→ **TASK PROMPT**:
Write out the material again exactly, please, and omit the pictures.

### GIVEN RECORDS

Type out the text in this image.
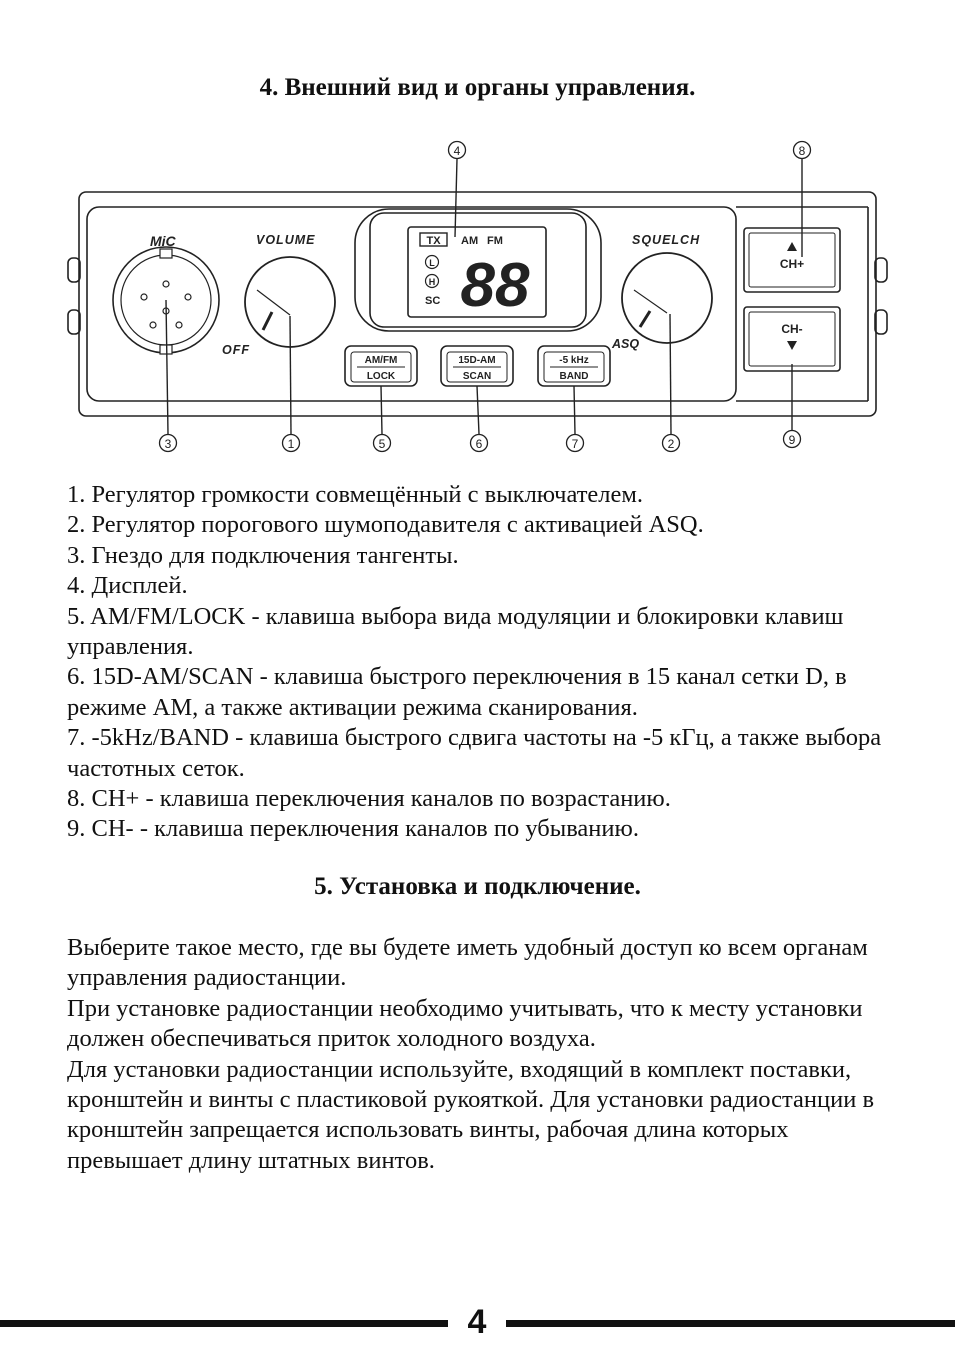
4. Внешний вид и органы управления.
MiC	VOLUME
OFF
TX AM FM
L
H
SC 88
AM/FM
LOCK
15D-AM
SCAN
-5 kHz
BAND
SQUELCH
ASQ
CH+
CH-
4	8
3	1	5	6	7	2	9
1. Регулятор громкости совмещённый с выключателем.
2. Регулятор порогового шумоподавителя с активацией ASQ.
3. Гнездо для подключения тангенты.
4. Дисплей.
5. AM/FM/LOCK - клавиша выбора вида модуляции и блокировки клавиш управления.
6. 15D-AM/SCAN - клавиша быстрого переключения в 15 канал сетки D, в режиме AM, а также активации режима сканирования.
7. -5kHz/BAND - клавиша быстрого сдвига частоты на -5 кГц, а также выбора частотных сеток.
8. CH+ - клавиша переключения каналов по возрастанию.
9. CH- - клавиша переключения каналов по убыванию.
5. Установка и подключение.

Выберите такое место, где вы будете иметь удобный доступ ко всем органам управления радиостанции.

При установке радиостанции необходимо учитывать, что к месту установки должен обеспечиваться приток холодного воздуха.

Для установки радиостанции используйте, входящий в комплект поставки, кронштейн и винты с пластиковой рукояткой. Для установки радиостанции в кронштейн запрещается использовать винты, рабочая длина которых превышает длину штатных винтов.

4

######

→ **CORRECT RESPONSE**:
Type out the text in this image.
4. Внешний вид и органы управления.
MiC	VOLUME
OFF
TX AM FM
L
H
SC 88
AM/FM
LOCK
15D-AM
SCAN
-5 kHz
BAND
SQUELCH
ASQ
CH+
CH-
4	8
3	1	5	6	7	2	9
1. Регулятор громкости совмещённый с выключателем.
2. Регулятор порогового шумоподавителя с активацией ASQ.
3. Гнездо для подключения тангенты.
4. Дисплей.
5. AM/FM/LOCK - клавиша выбора вида модуляции и блокировки клавиш управления.
6. 15D-AM/SCAN - клавиша быстрого переключения в 15 канал сетки D, в режиме AM, а также активации режима сканирования.
7. -5kHz/BAND - клавиша быстрого сдвига частоты на -5 кГц, а также выбора частотных сеток.
8. CH+ - клавиша переключения каналов по возрастанию.
9. CH- - клавиша переключения каналов по убыванию.
5. Установка и подключение.

Выберите такое место, где вы будете иметь удобный доступ ко всем органам управления радиостанции.

При установке радиостанции необходимо учитывать, что к месту установки должен обеспечиваться приток холодного воздуха.

Для установки радиостанции используйте, входящий в комплект поставки, кронштейн и винты с пластиковой рукояткой. Для установки радиостанции в кронштейн запрещается использовать винты, рабочая длина которых превышает длину штатных винтов.

4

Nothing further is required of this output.